WHAT THE TASK REQUIRES
Look through the material below and count the lines with the string "reset". Report only the count.

━━━━━━━━━━━━━━━━━━━━

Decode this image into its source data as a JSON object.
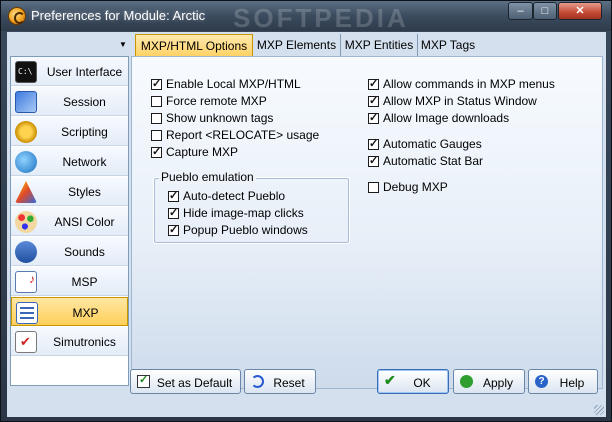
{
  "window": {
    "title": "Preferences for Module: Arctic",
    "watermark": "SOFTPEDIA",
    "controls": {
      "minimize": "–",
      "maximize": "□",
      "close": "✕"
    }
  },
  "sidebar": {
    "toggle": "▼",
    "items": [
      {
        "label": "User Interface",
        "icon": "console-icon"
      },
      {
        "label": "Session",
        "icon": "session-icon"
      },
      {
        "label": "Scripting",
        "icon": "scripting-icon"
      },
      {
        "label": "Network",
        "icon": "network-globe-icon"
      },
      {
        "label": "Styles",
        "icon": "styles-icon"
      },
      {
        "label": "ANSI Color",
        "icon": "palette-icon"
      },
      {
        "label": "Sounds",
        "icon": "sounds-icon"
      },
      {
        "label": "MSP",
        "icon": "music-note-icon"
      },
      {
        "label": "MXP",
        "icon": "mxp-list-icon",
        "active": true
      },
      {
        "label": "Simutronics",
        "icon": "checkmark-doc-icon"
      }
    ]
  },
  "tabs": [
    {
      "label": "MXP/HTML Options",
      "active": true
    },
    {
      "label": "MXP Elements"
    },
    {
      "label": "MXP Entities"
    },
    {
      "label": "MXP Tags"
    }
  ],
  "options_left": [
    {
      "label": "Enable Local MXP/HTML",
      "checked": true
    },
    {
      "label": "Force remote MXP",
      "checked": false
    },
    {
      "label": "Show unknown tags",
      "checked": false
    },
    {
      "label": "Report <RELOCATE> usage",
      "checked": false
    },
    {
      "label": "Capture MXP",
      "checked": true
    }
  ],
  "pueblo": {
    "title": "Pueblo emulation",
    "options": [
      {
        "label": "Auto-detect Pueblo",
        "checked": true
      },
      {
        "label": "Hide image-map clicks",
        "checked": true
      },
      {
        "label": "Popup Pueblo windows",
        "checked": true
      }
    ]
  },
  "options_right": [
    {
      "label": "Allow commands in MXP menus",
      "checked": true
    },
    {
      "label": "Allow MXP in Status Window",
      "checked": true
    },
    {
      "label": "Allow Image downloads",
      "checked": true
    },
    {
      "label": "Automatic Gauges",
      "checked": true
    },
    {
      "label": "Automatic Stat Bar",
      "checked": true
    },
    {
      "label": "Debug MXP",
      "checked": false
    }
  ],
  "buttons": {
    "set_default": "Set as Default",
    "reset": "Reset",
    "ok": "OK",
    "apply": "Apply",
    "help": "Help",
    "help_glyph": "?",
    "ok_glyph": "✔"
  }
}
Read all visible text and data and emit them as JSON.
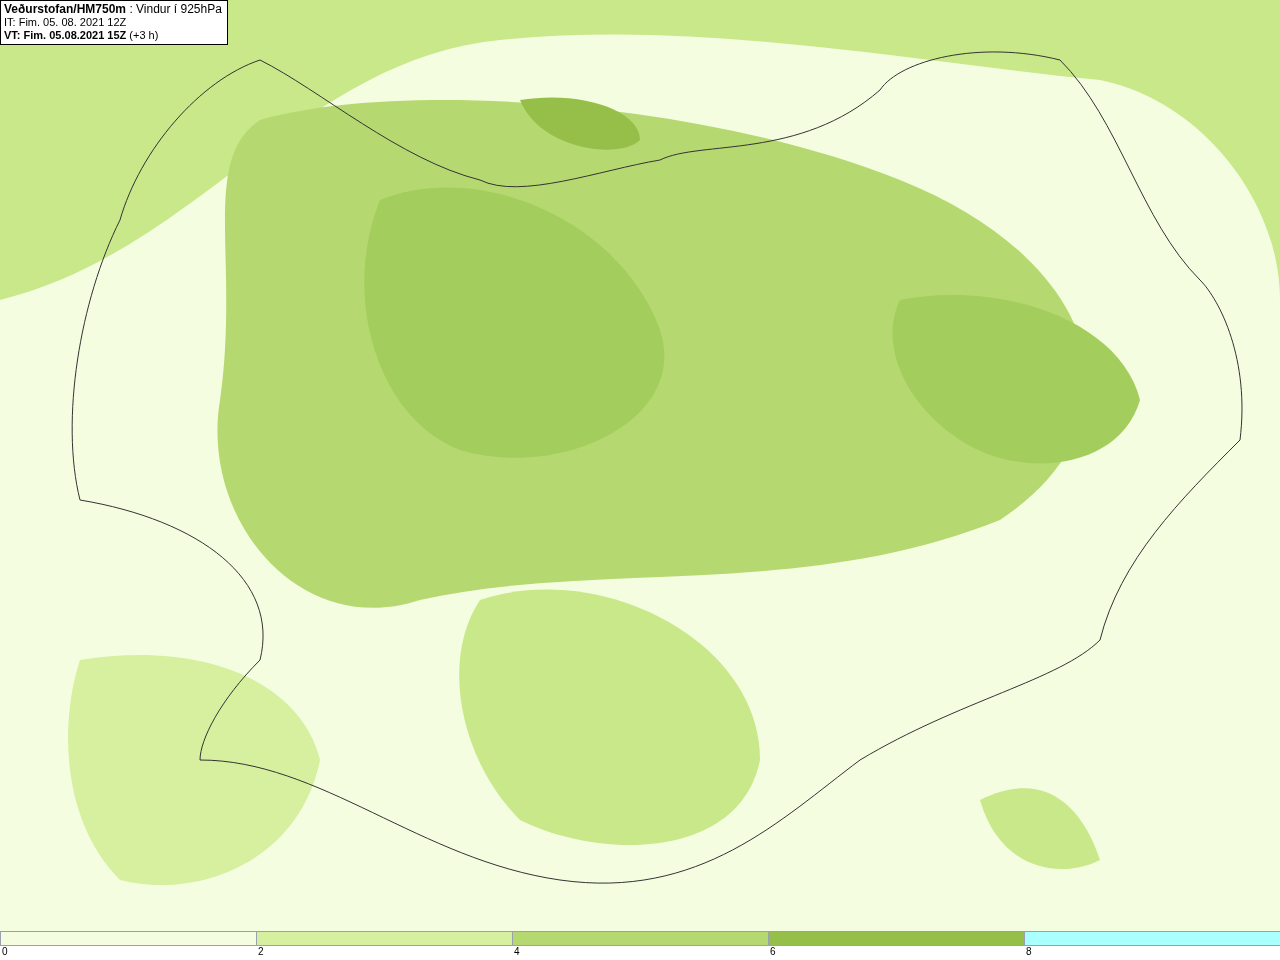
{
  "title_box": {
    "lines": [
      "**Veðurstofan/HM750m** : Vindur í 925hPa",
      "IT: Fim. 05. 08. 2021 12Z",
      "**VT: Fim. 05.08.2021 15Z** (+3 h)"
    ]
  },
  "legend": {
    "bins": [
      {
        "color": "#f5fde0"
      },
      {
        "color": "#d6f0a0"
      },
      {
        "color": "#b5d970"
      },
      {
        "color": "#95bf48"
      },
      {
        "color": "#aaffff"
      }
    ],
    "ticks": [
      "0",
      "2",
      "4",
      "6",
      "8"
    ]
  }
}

━━━━━━━━━━━━━━━━━━━━

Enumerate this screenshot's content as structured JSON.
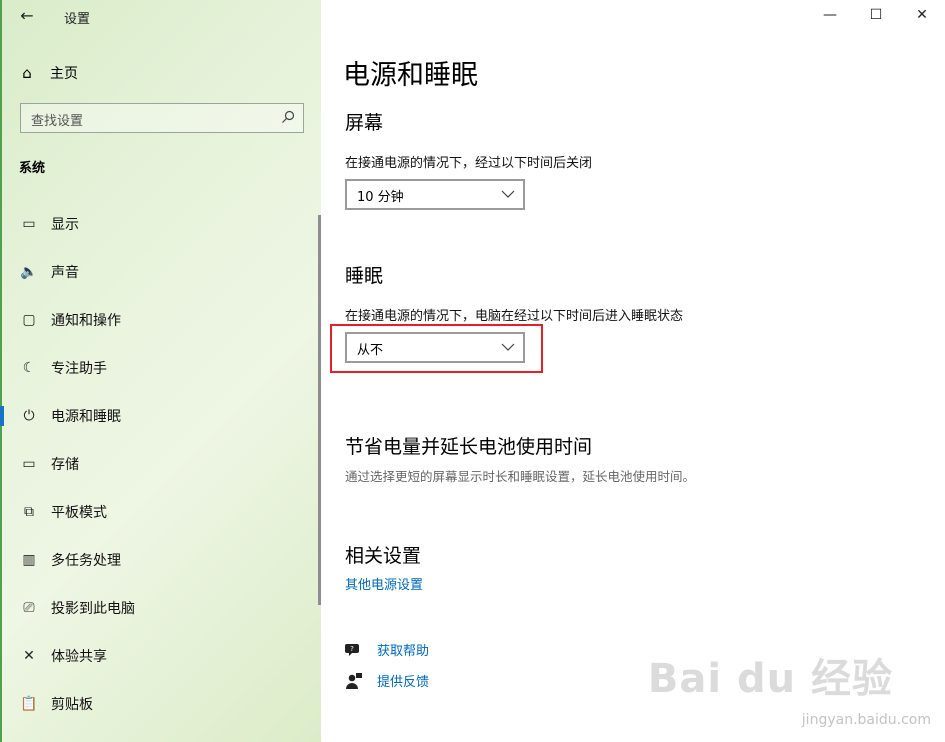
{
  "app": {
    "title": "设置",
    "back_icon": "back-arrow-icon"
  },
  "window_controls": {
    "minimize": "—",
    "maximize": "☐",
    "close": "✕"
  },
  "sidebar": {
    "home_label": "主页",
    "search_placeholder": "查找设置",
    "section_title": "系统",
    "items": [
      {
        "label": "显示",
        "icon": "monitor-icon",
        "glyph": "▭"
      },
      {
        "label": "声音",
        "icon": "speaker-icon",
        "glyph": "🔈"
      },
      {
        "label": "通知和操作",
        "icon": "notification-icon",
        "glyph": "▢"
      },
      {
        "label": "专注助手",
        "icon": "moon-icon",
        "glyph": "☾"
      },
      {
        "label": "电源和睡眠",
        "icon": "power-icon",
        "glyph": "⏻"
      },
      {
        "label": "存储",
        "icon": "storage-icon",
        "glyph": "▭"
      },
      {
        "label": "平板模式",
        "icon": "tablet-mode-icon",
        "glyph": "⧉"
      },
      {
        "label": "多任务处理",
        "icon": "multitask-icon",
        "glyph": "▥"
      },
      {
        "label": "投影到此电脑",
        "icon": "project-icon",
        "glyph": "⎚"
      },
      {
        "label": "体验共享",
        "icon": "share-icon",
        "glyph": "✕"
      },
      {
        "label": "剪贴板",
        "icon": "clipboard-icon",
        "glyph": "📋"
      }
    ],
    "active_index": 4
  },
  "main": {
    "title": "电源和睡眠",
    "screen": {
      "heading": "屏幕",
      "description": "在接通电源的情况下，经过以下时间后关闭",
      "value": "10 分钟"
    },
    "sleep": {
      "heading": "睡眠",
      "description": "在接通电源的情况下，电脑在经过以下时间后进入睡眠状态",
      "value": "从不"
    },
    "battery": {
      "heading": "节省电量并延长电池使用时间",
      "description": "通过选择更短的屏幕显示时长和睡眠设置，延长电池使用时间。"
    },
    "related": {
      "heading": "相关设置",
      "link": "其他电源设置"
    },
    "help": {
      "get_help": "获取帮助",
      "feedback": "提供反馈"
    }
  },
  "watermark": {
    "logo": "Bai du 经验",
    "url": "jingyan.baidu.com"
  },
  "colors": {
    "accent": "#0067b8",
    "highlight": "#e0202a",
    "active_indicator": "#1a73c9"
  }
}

━━━━━━━━━━━━━━━━━━━━

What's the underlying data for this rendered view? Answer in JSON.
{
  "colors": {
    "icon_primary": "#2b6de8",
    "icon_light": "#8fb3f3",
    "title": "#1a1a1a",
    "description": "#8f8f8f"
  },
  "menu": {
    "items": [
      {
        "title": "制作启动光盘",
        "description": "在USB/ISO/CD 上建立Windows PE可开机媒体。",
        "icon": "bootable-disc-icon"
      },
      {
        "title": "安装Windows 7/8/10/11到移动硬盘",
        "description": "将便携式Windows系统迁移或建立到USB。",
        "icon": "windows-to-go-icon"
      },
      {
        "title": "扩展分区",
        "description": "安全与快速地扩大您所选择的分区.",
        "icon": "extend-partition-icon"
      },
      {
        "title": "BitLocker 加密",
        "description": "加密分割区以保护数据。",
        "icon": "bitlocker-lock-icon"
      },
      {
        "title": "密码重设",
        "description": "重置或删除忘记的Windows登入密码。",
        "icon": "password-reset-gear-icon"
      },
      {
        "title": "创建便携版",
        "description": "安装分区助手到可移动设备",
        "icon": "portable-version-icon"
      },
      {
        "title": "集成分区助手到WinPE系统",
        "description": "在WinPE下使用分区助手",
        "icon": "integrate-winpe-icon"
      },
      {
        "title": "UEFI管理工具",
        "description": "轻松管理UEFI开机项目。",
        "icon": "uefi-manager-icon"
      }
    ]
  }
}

━━━━━━━━━━━━━━━━━━━━

FINISHED EXERCISE
2